### WHAT IS ASKED
Search the listing for the string "конструкции" and copy every line that contains it.

-- BEGIN --

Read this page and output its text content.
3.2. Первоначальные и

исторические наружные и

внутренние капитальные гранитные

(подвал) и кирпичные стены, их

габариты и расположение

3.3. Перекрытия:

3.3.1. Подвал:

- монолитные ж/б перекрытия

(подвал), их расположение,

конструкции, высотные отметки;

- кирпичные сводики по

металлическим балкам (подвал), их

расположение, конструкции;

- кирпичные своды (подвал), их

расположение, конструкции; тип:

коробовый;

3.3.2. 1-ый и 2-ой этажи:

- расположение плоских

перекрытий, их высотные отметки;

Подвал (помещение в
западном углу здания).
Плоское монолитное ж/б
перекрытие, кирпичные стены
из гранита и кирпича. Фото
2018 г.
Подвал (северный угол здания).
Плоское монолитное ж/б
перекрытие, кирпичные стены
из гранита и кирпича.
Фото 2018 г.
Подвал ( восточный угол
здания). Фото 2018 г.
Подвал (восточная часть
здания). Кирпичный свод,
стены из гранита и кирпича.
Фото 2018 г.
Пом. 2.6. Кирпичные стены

-- END --
-- BEGIN --

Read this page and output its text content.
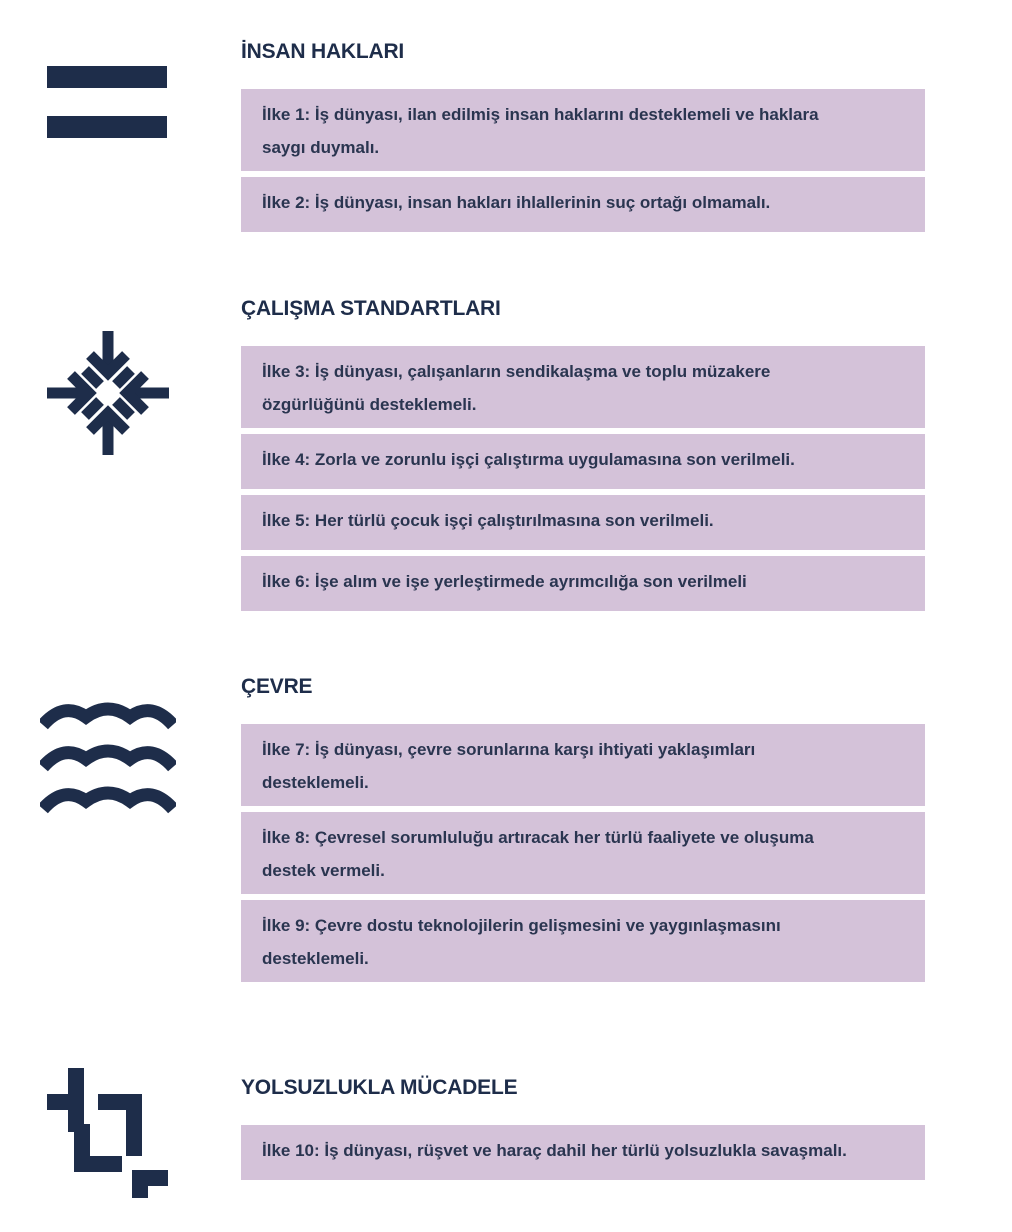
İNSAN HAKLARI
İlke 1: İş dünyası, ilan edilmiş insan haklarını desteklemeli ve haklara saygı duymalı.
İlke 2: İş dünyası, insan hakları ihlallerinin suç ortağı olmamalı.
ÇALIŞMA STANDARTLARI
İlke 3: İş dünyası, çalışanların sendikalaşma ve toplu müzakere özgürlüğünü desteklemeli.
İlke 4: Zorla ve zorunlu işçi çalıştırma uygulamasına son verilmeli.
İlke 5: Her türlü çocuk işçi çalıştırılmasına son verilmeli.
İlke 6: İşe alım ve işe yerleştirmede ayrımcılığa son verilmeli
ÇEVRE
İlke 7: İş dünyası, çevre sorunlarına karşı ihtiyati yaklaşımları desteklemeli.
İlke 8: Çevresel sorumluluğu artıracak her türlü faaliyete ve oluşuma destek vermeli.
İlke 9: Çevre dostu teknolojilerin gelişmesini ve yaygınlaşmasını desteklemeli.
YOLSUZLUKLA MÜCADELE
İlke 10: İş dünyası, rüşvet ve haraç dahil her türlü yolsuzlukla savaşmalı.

-- END --

### SOLUTION TO THIS EXERCISE
конструкции, высотные отметки;
расположение, конструкции;
расположение, конструкции; тип:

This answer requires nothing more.